§ TASK PROMPT
Copy the lines below verbatim, beginning with the line that includes "Output the text content of this document." and continuing to the end; leave out everything before it.

§ PROVIDED RECORDS
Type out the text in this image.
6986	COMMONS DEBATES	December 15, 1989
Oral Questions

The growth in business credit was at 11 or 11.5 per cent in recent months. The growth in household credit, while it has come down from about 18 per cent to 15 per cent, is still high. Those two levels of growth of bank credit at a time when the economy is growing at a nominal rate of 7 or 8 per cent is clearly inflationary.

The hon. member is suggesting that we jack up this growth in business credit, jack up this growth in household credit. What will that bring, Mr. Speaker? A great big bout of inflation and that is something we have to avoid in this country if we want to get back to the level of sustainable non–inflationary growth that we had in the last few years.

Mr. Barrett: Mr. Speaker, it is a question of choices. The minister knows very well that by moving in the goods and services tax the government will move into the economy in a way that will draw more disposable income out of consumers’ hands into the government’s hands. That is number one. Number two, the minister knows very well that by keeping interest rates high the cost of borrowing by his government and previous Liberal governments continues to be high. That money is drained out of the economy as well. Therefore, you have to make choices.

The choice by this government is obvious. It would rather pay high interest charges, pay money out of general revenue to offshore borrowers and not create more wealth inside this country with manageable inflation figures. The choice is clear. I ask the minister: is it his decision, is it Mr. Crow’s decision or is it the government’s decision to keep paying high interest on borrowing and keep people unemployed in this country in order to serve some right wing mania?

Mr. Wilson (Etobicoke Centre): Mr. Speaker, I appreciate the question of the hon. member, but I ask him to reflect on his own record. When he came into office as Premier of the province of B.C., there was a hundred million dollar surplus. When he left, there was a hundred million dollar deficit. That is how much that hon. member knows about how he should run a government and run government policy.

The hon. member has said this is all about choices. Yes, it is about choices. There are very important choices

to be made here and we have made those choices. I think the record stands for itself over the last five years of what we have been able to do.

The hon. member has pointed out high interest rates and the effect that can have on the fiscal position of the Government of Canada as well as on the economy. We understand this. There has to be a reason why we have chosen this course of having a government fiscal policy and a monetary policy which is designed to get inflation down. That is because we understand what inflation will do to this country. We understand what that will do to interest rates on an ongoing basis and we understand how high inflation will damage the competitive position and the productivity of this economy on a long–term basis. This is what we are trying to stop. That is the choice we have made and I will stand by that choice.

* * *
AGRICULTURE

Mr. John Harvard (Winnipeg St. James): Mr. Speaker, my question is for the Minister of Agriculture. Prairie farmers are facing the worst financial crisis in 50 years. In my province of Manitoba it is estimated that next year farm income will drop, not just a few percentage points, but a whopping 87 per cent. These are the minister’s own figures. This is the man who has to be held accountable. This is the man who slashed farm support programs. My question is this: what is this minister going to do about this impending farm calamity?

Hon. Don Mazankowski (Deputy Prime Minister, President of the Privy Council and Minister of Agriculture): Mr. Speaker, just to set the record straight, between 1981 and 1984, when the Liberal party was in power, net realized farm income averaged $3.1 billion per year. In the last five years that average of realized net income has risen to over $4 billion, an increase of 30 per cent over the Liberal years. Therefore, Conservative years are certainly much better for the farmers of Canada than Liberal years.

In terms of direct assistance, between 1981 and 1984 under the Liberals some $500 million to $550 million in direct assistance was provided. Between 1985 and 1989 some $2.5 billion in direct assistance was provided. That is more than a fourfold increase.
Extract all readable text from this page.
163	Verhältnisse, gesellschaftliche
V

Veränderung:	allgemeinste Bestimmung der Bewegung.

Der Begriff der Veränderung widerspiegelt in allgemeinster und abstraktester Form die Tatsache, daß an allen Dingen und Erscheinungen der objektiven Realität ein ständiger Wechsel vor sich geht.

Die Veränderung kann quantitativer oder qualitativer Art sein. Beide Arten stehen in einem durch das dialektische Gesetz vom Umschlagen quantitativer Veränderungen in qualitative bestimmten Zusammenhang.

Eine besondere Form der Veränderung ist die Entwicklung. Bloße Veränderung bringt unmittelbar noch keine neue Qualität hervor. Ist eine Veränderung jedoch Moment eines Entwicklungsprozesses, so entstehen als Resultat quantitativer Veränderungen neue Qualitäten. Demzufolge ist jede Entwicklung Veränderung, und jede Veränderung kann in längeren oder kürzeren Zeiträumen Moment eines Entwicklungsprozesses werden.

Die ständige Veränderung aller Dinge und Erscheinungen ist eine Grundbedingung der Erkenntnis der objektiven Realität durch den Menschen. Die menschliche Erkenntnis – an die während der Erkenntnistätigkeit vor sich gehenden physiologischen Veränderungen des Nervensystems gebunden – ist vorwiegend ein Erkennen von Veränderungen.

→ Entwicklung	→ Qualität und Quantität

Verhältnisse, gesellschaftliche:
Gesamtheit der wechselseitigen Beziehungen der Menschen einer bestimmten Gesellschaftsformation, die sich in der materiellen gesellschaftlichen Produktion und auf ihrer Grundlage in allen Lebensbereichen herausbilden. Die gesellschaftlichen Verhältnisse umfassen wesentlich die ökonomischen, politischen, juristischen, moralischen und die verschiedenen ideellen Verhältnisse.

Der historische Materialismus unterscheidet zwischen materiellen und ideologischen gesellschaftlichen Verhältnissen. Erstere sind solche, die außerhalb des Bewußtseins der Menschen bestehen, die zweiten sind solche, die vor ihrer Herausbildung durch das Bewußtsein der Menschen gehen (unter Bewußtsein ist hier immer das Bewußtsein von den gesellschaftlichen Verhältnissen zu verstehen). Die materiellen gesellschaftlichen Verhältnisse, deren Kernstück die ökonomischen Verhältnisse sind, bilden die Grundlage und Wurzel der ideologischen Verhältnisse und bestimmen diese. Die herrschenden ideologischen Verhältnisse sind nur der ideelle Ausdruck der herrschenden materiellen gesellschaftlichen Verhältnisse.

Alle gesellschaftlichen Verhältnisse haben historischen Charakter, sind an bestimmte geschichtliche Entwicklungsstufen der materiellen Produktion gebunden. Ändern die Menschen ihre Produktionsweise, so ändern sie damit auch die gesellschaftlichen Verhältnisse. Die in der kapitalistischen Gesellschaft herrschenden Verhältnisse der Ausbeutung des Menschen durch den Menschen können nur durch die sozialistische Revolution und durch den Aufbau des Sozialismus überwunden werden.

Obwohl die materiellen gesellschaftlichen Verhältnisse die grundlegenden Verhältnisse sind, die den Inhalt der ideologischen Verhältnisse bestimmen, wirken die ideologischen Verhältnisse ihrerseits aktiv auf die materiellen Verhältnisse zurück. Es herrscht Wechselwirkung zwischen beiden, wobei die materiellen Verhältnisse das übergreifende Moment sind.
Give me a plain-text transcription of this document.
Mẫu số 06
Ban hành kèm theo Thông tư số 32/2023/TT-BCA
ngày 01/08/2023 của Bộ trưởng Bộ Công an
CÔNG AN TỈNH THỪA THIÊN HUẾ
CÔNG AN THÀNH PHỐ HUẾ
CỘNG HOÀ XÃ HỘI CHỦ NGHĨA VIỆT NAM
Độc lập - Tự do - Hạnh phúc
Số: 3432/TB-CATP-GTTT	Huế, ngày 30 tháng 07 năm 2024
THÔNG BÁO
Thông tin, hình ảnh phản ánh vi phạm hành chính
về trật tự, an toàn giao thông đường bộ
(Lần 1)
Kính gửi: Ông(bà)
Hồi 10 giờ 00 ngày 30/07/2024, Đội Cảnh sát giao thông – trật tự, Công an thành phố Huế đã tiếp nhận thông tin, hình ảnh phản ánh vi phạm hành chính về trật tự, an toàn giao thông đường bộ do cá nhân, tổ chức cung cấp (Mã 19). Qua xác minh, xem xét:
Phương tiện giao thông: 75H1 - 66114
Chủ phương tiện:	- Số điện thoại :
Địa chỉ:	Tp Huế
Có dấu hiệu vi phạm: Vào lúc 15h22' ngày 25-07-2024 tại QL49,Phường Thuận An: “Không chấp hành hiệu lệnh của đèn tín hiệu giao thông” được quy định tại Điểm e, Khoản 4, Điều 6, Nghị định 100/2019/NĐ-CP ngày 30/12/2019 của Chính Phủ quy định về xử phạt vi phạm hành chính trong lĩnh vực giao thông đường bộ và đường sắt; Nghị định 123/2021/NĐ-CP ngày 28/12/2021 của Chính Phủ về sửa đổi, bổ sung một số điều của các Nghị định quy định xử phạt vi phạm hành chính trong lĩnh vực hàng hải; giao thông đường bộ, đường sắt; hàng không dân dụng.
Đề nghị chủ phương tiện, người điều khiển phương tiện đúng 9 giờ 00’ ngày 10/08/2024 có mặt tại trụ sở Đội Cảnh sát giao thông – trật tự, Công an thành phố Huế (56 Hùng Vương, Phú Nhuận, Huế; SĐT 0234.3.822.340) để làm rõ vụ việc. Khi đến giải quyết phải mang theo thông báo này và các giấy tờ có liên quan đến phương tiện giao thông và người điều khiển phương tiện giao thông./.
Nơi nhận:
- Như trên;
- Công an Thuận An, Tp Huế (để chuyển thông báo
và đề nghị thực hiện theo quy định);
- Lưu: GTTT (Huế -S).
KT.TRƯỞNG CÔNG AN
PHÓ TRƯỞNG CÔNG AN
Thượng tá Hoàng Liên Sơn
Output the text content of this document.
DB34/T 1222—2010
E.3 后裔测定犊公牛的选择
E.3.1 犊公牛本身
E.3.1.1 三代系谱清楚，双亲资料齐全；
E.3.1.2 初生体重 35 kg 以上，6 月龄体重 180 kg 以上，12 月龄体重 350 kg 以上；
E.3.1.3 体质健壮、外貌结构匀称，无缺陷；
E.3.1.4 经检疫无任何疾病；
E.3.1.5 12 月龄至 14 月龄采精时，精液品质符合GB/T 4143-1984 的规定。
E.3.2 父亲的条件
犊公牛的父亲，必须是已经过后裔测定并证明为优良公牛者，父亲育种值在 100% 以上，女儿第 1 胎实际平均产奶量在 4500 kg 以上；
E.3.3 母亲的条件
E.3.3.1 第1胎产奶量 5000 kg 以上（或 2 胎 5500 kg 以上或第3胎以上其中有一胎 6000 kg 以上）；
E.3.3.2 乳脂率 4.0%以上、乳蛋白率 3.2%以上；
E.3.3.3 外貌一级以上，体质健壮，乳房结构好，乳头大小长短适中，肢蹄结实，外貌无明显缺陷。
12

§ FINAL RESULT
Output the text content of this document.
DB34/T 1222—2010
E.3 后裔测定犊公牛的选择
E.3.1 犊公牛本身
E.3.1.1 三代系谱清楚，双亲资料齐全；
E.3.1.2 初生体重 35 kg 以上，6 月龄体重 180 kg 以上，12 月龄体重 350 kg 以上；
E.3.1.3 体质健壮、外貌结构匀称，无缺陷；
E.3.1.4 经检疫无任何疾病；
E.3.1.5 12 月龄至 14 月龄采精时，精液品质符合GB/T 4143-1984 的规定。
E.3.2 父亲的条件
犊公牛的父亲，必须是已经过后裔测定并证明为优良公牛者，父亲育种值在 100% 以上，女儿第 1 胎实际平均产奶量在 4500 kg 以上；
E.3.3 母亲的条件
E.3.3.1 第1胎产奶量 5000 kg 以上（或 2 胎 5500 kg 以上或第3胎以上其中有一胎 6000 kg 以上）；
E.3.3.2 乳脂率 4.0%以上、乳蛋白率 3.2%以上；
E.3.3.3 外貌一级以上，体质健壮，乳房结构好，乳头大小长短适中，肢蹄结实，外貌无明显缺陷。
12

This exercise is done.